**Listed records**
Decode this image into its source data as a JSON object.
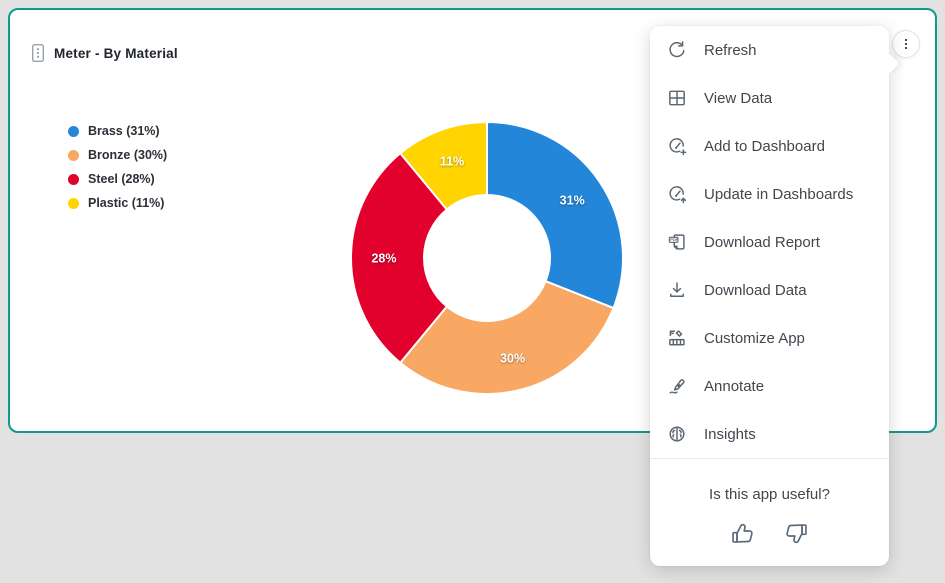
{
  "card": {
    "title": "Meter - By Material"
  },
  "chart_data": {
    "type": "pie",
    "subtype": "donut",
    "title": "Meter - By Material",
    "categories": [
      "Brass",
      "Bronze",
      "Steel",
      "Plastic"
    ],
    "values": [
      31,
      30,
      28,
      11
    ],
    "unit": "%",
    "slice_labels": [
      "31%",
      "30%",
      "28%",
      "11%"
    ],
    "colors": [
      "#2386D9",
      "#F8A862",
      "#E2012D",
      "#FFD400"
    ],
    "legend_position": "left",
    "legend": [
      {
        "label": "Brass (31%)",
        "color": "#2386D9"
      },
      {
        "label": "Bronze (30%)",
        "color": "#F8A862"
      },
      {
        "label": "Steel (28%)",
        "color": "#E2012D"
      },
      {
        "label": "Plastic (11%)",
        "color": "#FFD400"
      }
    ]
  },
  "menu": {
    "items": [
      {
        "id": "refresh",
        "label": "Refresh",
        "icon": "refresh-icon"
      },
      {
        "id": "view-data",
        "label": "View Data",
        "icon": "view-data-icon"
      },
      {
        "id": "add-to-dashboard",
        "label": "Add to Dashboard",
        "icon": "add-to-dashboard-icon"
      },
      {
        "id": "update-in-dashboards",
        "label": "Update in Dashboards",
        "icon": "update-in-dashboards-icon"
      },
      {
        "id": "download-report",
        "label": "Download Report",
        "icon": "download-report-icon"
      },
      {
        "id": "download-data",
        "label": "Download Data",
        "icon": "download-data-icon"
      },
      {
        "id": "customize-app",
        "label": "Customize App",
        "icon": "customize-app-icon"
      },
      {
        "id": "annotate",
        "label": "Annotate",
        "icon": "annotate-icon"
      },
      {
        "id": "insights",
        "label": "Insights",
        "icon": "insights-icon"
      }
    ],
    "feedback": {
      "question": "Is this app useful?"
    }
  },
  "theme": {
    "page_background": "#E2E2E2",
    "card_border": "#0F9A8E",
    "menu_text": "#40474E",
    "icon_color": "#5C6670",
    "kebab_dot_color": "#24465A"
  }
}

**To do**
Every record above should be written out again without change, except that the pictures are left out.

**Final answer**
Decode this image into its source data as a JSON object.
{
  "card": {
    "title": "Meter - By Material"
  },
  "chart_data": {
    "type": "pie",
    "subtype": "donut",
    "title": "Meter - By Material",
    "categories": [
      "Brass",
      "Bronze",
      "Steel",
      "Plastic"
    ],
    "values": [
      31,
      30,
      28,
      11
    ],
    "unit": "%",
    "slice_labels": [
      "31%",
      "30%",
      "28%",
      "11%"
    ],
    "colors": [
      "#2386D9",
      "#F8A862",
      "#E2012D",
      "#FFD400"
    ],
    "legend_position": "left",
    "legend": [
      {
        "label": "Brass (31%)",
        "color": "#2386D9"
      },
      {
        "label": "Bronze (30%)",
        "color": "#F8A862"
      },
      {
        "label": "Steel (28%)",
        "color": "#E2012D"
      },
      {
        "label": "Plastic (11%)",
        "color": "#FFD400"
      }
    ]
  },
  "menu": {
    "items": [
      {
        "id": "refresh",
        "label": "Refresh",
        "icon": "refresh-icon"
      },
      {
        "id": "view-data",
        "label": "View Data",
        "icon": "view-data-icon"
      },
      {
        "id": "add-to-dashboard",
        "label": "Add to Dashboard",
        "icon": "add-to-dashboard-icon"
      },
      {
        "id": "update-in-dashboards",
        "label": "Update in Dashboards",
        "icon": "update-in-dashboards-icon"
      },
      {
        "id": "download-report",
        "label": "Download Report",
        "icon": "download-report-icon"
      },
      {
        "id": "download-data",
        "label": "Download Data",
        "icon": "download-data-icon"
      },
      {
        "id": "customize-app",
        "label": "Customize App",
        "icon": "customize-app-icon"
      },
      {
        "id": "annotate",
        "label": "Annotate",
        "icon": "annotate-icon"
      },
      {
        "id": "insights",
        "label": "Insights",
        "icon": "insights-icon"
      }
    ],
    "feedback": {
      "question": "Is this app useful?"
    }
  },
  "theme": {
    "page_background": "#E2E2E2",
    "card_border": "#0F9A8E",
    "menu_text": "#40474E",
    "icon_color": "#5C6670",
    "kebab_dot_color": "#24465A"
  }
}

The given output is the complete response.